--- begin Input ---

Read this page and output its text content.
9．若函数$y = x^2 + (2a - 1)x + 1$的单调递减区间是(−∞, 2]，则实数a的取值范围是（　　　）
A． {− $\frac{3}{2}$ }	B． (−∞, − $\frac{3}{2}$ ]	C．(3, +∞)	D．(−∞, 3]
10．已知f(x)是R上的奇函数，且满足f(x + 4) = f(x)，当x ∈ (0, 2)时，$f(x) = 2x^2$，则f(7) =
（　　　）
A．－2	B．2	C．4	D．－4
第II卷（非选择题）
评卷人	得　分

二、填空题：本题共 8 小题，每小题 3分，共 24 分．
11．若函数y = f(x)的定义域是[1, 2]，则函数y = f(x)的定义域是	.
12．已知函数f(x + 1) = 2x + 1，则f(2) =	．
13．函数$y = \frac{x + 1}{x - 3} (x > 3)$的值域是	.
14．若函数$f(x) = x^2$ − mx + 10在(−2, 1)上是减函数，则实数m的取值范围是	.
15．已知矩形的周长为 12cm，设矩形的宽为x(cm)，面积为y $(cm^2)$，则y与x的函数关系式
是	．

--- end Input ---

What you should do:
Reproduce the material precisely, including every line.

Response to this task:
Read this page and output its text content.
9．若函数$y = x^2 + (2a - 1)x + 1$的单调递减区间是(−∞, 2]，则实数a的取值范围是（　　　）
A． {− $\frac{3}{2}$ }	B． (−∞, − $\frac{3}{2}$ ]	C．(3, +∞)	D．(−∞, 3]
10．已知f(x)是R上的奇函数，且满足f(x + 4) = f(x)，当x ∈ (0, 2)时，$f(x) = 2x^2$，则f(7) =
（　　　）
A．－2	B．2	C．4	D．－4
第II卷（非选择题）
评卷人	得　分

二、填空题：本题共 8 小题，每小题 3分，共 24 分．
11．若函数y = f(x)的定义域是[1, 2]，则函数y = f(x)的定义域是	.
12．已知函数f(x + 1) = 2x + 1，则f(2) =	．
13．函数$y = \frac{x + 1}{x - 3} (x > 3)$的值域是	.
14．若函数$f(x) = x^2$ − mx + 10在(−2, 1)上是减函数，则实数m的取值范围是	.
15．已知矩形的周长为 12cm，设矩形的宽为x(cm)，面积为y $(cm^2)$，则y与x的函数关系式
是	．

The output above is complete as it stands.